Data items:
* Start *
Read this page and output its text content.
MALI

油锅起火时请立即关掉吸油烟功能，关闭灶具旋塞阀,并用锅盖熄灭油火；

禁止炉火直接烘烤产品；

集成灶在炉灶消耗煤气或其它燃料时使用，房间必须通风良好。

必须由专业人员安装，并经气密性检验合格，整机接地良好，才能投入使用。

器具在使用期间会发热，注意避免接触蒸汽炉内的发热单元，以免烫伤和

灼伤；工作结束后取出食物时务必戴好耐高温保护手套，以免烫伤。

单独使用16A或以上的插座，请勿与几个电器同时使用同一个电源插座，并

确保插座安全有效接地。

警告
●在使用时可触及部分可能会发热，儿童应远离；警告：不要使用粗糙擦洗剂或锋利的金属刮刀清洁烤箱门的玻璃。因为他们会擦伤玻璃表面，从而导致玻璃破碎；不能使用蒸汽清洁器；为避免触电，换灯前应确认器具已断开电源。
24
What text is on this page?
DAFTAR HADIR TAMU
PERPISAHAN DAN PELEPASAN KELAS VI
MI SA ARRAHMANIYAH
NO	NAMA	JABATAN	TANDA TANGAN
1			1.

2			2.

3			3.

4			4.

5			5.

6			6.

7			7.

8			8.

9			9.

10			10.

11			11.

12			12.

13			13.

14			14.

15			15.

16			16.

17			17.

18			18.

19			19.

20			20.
* End *
**WORK TO DO:**
Quote the data in full, keeping each word unchanged.

**TASK OUTPUT:**
Read this page and output its text content.
MALI

油锅起火时请立即关掉吸油烟功能，关闭灶具旋塞阀,并用锅盖熄灭油火；

禁止炉火直接烘烤产品；

集成灶在炉灶消耗煤气或其它燃料时使用，房间必须通风良好。

必须由专业人员安装，并经气密性检验合格，整机接地良好，才能投入使用。

器具在使用期间会发热，注意避免接触蒸汽炉内的发热单元，以免烫伤和

灼伤；工作结束后取出食物时务必戴好耐高温保护手套，以免烫伤。

单独使用16A或以上的插座，请勿与几个电器同时使用同一个电源插座，并

确保插座安全有效接地。

警告
●在使用时可触及部分可能会发热，儿童应远离；警告：不要使用粗糙擦洗剂或锋利的金属刮刀清洁烤箱门的玻璃。因为他们会擦伤玻璃表面，从而导致玻璃破碎；不能使用蒸汽清洁器；为避免触电，换灯前应确认器具已断开电源。
24
What text is on this page?
DAFTAR HADIR TAMU
PERPISAHAN DAN PELEPASAN KELAS VI
MI SA ARRAHMANIYAH
NO	NAMA	JABATAN	TANDA TANGAN
1			1.

2			2.

3			3.

4			4.

5			5.

6			6.

7			7.

8			8.

9			9.

10			10.

11			11.

12			12.

13			13.

14			14.

15			15.

16			16.

17			17.

18			18.

19			19.

20			20.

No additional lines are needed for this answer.